Data provided »
***

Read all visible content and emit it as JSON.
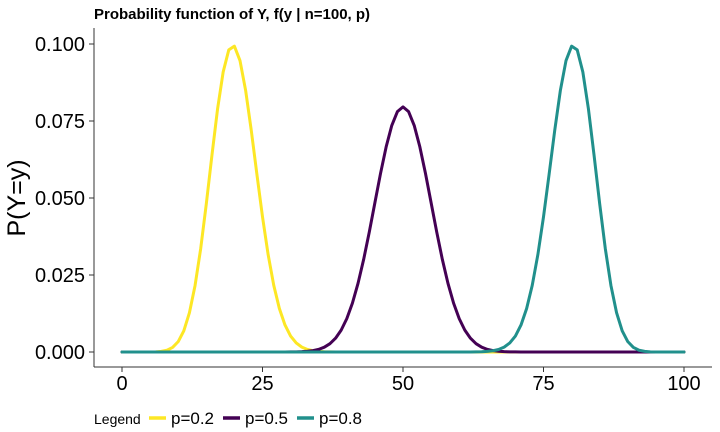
{
  "chart_data": {
    "type": "line",
    "title": "Probability function of Y, f(y | n=100, p)",
    "xlabel": "",
    "ylabel": "P(Y=y)",
    "xlim": [
      0,
      100
    ],
    "ylim": [
      0,
      0.1
    ],
    "x_ticks": [
      0,
      25,
      50,
      75,
      100
    ],
    "x_tick_labels": [
      "0",
      "25",
      "50",
      "75",
      "100"
    ],
    "y_ticks": [
      0,
      0.025,
      0.05,
      0.075,
      0.1
    ],
    "y_tick_labels": [
      "0.000",
      "0.025",
      "0.050",
      "0.075",
      "0.100"
    ],
    "grid": false,
    "legend": {
      "title": "Legend",
      "placement": "bottom"
    },
    "n": 100,
    "series": [
      {
        "name": "p=0.2",
        "p": 0.2,
        "color": "#fde725"
      },
      {
        "name": "p=0.5",
        "p": 0.5,
        "color": "#440154"
      },
      {
        "name": "p=0.8",
        "p": 0.8,
        "color": "#21908c"
      }
    ]
  }
}
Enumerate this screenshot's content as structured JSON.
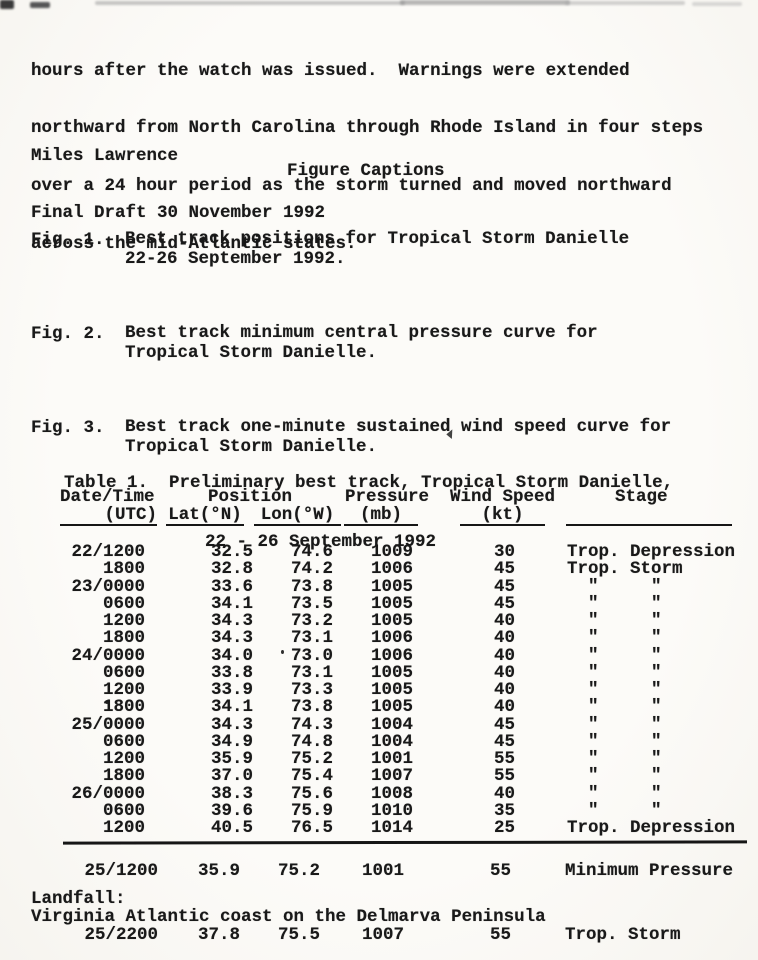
{
  "colors": {
    "ink": "#191919",
    "paper": "#fbfaf7"
  },
  "paragraph_lines": [
    "hours after the watch was issued.  Warnings were extended",
    "northward from North Carolina through Rhode Island in four steps",
    "over a 24 hour period as the storm turned and moved northward",
    "across the mid-Atlantic states."
  ],
  "byline_lines": [
    "Miles Lawrence",
    "Final Draft 30 November 1992"
  ],
  "figure_captions_heading": "Figure Captions",
  "figures": [
    {
      "label": "Fig. 1.",
      "line1": "Best track positions for Tropical Storm Danielle",
      "line2": "22-26 September 1992."
    },
    {
      "label": "Fig. 2.",
      "line1": "Best track minimum central pressure curve for",
      "line2": "Tropical Storm Danielle."
    },
    {
      "label": "Fig. 3.",
      "line1": "Best track one-minute sustained wind speed curve for",
      "line2": "Tropical Storm Danielle."
    }
  ],
  "table": {
    "caption_line1": "Table 1.  Preliminary best track, Tropical Storm Danielle,",
    "caption_line2": "22 - 26 September 1992",
    "headers": {
      "date_time": "Date/Time",
      "utc": "(UTC)",
      "position": "Position",
      "lat": "Lat(°N)",
      "lon": "Lon(°W)",
      "pressure": "Pressure",
      "mb": "(mb)",
      "wind_speed": "Wind Speed",
      "kt": "(kt)",
      "stage": "Stage"
    },
    "rows": [
      {
        "date": "22/1200",
        "lat": "32.5",
        "lon": "74.6",
        "pressure": "1009",
        "wind": "30",
        "stage": "Trop. Depression"
      },
      {
        "date": "1800",
        "lat": "32.8",
        "lon": "74.2",
        "pressure": "1006",
        "wind": "45",
        "stage": "Trop. Storm"
      },
      {
        "date": "23/0000",
        "lat": "33.6",
        "lon": "73.8",
        "pressure": "1005",
        "wind": "45",
        "stage": "  \"     \""
      },
      {
        "date": "0600",
        "lat": "34.1",
        "lon": "73.5",
        "pressure": "1005",
        "wind": "45",
        "stage": "  \"     \""
      },
      {
        "date": "1200",
        "lat": "34.3",
        "lon": "73.2",
        "pressure": "1005",
        "wind": "40",
        "stage": "  \"     \""
      },
      {
        "date": "1800",
        "lat": "34.3",
        "lon": "73.1",
        "pressure": "1006",
        "wind": "40",
        "stage": "  \"     \""
      },
      {
        "date": "24/0000",
        "lat": "34.0",
        "lon": "73.0",
        "pressure": "1006",
        "wind": "40",
        "stage": "  \"     \""
      },
      {
        "date": "0600",
        "lat": "33.8",
        "lon": "73.1",
        "pressure": "1005",
        "wind": "40",
        "stage": "  \"     \""
      },
      {
        "date": "1200",
        "lat": "33.9",
        "lon": "73.3",
        "pressure": "1005",
        "wind": "40",
        "stage": "  \"     \""
      },
      {
        "date": "1800",
        "lat": "34.1",
        "lon": "73.8",
        "pressure": "1005",
        "wind": "40",
        "stage": "  \"     \""
      },
      {
        "date": "25/0000",
        "lat": "34.3",
        "lon": "74.3",
        "pressure": "1004",
        "wind": "45",
        "stage": "  \"     \""
      },
      {
        "date": "0600",
        "lat": "34.9",
        "lon": "74.8",
        "pressure": "1004",
        "wind": "45",
        "stage": "  \"     \""
      },
      {
        "date": "1200",
        "lat": "35.9",
        "lon": "75.2",
        "pressure": "1001",
        "wind": "55",
        "stage": "  \"     \""
      },
      {
        "date": "1800",
        "lat": "37.0",
        "lon": "75.4",
        "pressure": "1007",
        "wind": "55",
        "stage": "  \"     \""
      },
      {
        "date": "26/0000",
        "lat": "38.3",
        "lon": "75.6",
        "pressure": "1008",
        "wind": "40",
        "stage": "  \"     \""
      },
      {
        "date": "0600",
        "lat": "39.6",
        "lon": "75.9",
        "pressure": "1010",
        "wind": "35",
        "stage": "  \"     \""
      },
      {
        "date": "1200",
        "lat": "40.5",
        "lon": "76.5",
        "pressure": "1014",
        "wind": "25",
        "stage": "Trop. Depression"
      }
    ],
    "summary_row": {
      "date": "25/1200",
      "lat": "35.9",
      "lon": "75.2",
      "pressure": "1001",
      "wind": "55",
      "stage": "Minimum Pressure"
    },
    "landfall_label": "Landfall:",
    "landfall_description": "Virginia Atlantic coast on the Delmarva Peninsula",
    "landfall_row": {
      "date": "25/2200",
      "lat": "37.8",
      "lon": "75.5",
      "pressure": "1007",
      "wind": "55",
      "stage": "Trop. Storm"
    }
  }
}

***

Task details »
Work out how many lines in the entries hold the string "northward". Your answer should consist solely of that number.

Right answer »
2